- TEXT SHOWN:

▼▼▼

Property, plant, and equipment (PPE) - PPE is initially recorded at cost, which includes all expenditures directly attributable to bringing the asset into working condition for its intended use. Subsequent to initial recognition, PPE is carried at cost less accumulated depreciation and any impairment losses. Depreciation is computed using the straight-line method over the estimated useful lives of the assets, with no residual value for most assets. The estimated useful lives and residual values of assets are reviewed periodically and adjusted if necessary. Major improvements and enhancements that extend the useful life of PPE are capitalized, while routine repairs and maintenance are expensed as incurred. Upon disposal or retirement of an asset, the cost and related accumulated depreciation are removed from the accounts, and any resulting gain or loss is recognized in the period of disposal.
Goodwill - Goodwill represents the excess of the purchase price over the fair value of assets acquired and liabilities assumed. The Company accounts for goodwill under ASC Topic 350, Intangibles-Goodwill and Other. The Company tests goodwill for impairment annually, or more frequently whenever events or circumstances indicate impairment may exist. Goodwill is stated at cost less impairment losses. The Company completes its goodwill impairment test annually in the fourth quarter. The Company performed a qualitative evaluation at the reporting unit level and determined there was no goodwill impairment as of December 31, 2025, and 2024.
Intangible assets - Intangible assets arising from the Company’s acquisition are amortized on a straight‑line basis over the estimated useful life of each asset. Customer relationships have a useful life of seven years. Patents and tradenames have a useful life of nineteen years.
Impairment of long-lived assets - The Company annually reviews long-lived assets for impairment whenever facts and circumstances indicate that the carrying amounts of the assets may not be recoverable. An impairment loss is recognized only if the carrying amount of the asset is not recoverable and exceeds its fair value. Recoverability of assets to be held and used is measured by comparing the carrying amount of an asset to the estimated undiscounted future cash flows expected to be generated by the asset. If the asset’s carrying value is not recoverable, an impairment charge is recognized for the amount by which the carrying amount of the asset exceeds its fair value. The Company determines fair value by using a combination of comparable market values and discounted cash flows, as appropriate.

▲▲▲

- WHAT YOU NEED TO DO: Return the passage of the accounting policy text starting at "Goodwill - Goodwill" and ending at "2025, and 2024.", copied word for word. The entries that come next have no connection to the accounting policy text.

- STORED DATA:
▼▼▼

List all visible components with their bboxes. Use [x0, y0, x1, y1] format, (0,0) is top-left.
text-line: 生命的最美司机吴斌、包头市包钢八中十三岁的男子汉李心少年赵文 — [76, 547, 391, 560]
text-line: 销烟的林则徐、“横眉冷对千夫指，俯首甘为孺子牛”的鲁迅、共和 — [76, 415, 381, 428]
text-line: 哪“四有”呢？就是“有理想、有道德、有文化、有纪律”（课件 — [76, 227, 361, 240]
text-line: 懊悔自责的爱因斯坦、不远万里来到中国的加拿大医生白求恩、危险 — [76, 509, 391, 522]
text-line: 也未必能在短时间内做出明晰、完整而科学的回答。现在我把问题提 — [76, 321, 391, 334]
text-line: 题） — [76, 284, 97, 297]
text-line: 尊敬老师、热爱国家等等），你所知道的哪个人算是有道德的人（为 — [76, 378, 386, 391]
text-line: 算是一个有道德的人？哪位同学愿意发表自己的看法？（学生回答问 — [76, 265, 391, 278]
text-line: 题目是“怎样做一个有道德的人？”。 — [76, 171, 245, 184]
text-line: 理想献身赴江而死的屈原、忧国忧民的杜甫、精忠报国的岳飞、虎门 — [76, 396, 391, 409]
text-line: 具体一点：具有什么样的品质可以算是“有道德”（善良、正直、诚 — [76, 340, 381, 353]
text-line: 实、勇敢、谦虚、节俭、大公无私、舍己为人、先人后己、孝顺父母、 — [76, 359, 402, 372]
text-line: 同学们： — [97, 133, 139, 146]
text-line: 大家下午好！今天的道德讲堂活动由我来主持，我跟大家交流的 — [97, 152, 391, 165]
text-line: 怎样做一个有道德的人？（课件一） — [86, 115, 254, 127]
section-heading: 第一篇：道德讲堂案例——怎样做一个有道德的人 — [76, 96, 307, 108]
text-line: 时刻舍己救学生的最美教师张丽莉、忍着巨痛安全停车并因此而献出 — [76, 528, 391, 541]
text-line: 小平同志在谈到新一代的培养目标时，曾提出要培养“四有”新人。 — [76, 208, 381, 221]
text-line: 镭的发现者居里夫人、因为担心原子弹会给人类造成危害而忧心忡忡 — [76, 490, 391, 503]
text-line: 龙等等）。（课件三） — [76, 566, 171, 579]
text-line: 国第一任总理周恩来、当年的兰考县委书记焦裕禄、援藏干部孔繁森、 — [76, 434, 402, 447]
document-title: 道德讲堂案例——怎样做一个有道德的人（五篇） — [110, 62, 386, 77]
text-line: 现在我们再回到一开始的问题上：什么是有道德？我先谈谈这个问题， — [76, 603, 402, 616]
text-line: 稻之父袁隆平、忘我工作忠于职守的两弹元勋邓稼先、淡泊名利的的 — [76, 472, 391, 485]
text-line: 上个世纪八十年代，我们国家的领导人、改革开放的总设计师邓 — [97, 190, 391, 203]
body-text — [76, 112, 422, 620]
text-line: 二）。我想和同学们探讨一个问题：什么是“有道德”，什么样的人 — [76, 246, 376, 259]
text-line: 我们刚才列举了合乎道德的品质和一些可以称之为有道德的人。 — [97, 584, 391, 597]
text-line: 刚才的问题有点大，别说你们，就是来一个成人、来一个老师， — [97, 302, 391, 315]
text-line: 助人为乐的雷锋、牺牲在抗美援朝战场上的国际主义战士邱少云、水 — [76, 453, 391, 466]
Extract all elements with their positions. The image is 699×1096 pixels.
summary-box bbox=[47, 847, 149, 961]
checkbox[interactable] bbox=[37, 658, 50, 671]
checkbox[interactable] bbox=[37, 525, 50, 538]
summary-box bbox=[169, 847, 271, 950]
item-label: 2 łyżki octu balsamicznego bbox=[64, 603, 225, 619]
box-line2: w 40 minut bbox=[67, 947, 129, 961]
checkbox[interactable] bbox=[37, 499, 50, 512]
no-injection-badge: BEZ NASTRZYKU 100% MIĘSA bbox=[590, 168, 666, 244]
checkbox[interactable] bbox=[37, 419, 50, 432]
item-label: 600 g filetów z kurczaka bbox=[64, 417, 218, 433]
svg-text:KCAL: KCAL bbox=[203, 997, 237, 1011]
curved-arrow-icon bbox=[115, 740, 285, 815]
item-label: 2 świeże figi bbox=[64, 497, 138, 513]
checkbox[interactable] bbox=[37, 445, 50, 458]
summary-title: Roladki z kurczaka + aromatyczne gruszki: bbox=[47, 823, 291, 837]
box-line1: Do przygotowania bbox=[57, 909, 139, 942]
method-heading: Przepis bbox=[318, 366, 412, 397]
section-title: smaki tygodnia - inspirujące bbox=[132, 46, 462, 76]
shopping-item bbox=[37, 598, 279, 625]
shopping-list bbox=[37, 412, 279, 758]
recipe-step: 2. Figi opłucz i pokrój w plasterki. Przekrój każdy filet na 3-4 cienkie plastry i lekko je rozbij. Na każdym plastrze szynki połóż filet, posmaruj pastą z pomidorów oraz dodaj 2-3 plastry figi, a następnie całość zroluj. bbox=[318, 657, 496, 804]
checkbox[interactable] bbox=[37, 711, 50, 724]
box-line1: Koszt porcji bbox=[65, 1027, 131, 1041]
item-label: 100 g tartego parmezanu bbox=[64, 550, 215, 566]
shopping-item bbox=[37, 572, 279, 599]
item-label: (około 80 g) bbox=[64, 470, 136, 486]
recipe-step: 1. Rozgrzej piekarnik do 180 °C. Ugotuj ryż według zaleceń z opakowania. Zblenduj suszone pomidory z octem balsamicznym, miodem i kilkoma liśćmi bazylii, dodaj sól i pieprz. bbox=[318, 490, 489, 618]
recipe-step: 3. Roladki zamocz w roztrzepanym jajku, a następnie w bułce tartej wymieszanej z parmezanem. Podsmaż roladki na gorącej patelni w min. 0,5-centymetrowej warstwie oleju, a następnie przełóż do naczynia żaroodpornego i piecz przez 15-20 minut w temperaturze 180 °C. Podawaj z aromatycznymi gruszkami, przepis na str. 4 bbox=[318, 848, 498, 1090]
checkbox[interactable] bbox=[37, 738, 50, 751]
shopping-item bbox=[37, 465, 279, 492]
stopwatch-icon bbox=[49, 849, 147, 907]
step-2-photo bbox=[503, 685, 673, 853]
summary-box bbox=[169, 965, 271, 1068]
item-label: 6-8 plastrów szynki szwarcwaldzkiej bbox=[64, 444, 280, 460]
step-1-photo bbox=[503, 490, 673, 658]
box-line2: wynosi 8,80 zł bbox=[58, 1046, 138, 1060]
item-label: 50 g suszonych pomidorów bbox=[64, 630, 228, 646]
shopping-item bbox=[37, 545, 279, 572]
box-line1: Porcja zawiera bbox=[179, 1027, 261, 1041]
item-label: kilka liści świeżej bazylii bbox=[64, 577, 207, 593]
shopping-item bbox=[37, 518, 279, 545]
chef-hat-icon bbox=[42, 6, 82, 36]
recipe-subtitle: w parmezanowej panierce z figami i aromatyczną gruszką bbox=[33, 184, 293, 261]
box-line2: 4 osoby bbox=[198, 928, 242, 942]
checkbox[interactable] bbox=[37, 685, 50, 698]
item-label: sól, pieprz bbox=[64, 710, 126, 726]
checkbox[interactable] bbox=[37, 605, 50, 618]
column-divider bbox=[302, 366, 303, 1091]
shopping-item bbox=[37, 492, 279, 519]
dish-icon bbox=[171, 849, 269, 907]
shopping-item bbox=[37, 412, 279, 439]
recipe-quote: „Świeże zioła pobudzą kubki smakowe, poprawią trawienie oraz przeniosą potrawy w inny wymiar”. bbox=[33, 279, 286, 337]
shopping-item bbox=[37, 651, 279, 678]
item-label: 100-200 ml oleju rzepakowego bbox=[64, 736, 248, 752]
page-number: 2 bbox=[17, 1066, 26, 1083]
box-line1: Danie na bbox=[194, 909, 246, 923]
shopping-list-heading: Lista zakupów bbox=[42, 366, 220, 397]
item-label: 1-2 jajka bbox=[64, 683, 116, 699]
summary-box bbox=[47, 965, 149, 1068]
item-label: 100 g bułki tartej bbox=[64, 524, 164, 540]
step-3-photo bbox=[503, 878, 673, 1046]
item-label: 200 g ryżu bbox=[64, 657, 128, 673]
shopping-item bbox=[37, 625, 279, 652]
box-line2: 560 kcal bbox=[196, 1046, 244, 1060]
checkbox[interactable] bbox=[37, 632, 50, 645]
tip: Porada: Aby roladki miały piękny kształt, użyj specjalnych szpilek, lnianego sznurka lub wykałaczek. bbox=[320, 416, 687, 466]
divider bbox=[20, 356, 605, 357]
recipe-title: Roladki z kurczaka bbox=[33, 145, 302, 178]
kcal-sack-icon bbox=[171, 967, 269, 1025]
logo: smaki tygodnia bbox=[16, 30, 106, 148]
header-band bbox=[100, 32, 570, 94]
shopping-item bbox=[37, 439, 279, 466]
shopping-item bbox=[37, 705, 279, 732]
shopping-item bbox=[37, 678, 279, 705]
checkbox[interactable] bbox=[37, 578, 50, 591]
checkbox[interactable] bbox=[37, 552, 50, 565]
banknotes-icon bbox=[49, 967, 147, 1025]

▲▲▲

- WRITTEN ANSWER:
Goodwill - Goodwill represents the excess of the purchase price over the fair value of assets acquired and liabilities assumed. The Company accounts for goodwill under ASC Topic 350, Intangibles-Goodwill and Other. The Company tests goodwill for impairment annually, or more frequently whenever events or circumstances indicate impairment may exist. Goodwill is stated at cost less impairment losses. The Company completes its goodwill impairment test annually in the fourth quarter. The Company performed a qualitative evaluation at the reporting unit level and determined there was no goodwill impairment as of December 31, 2025, and 2024.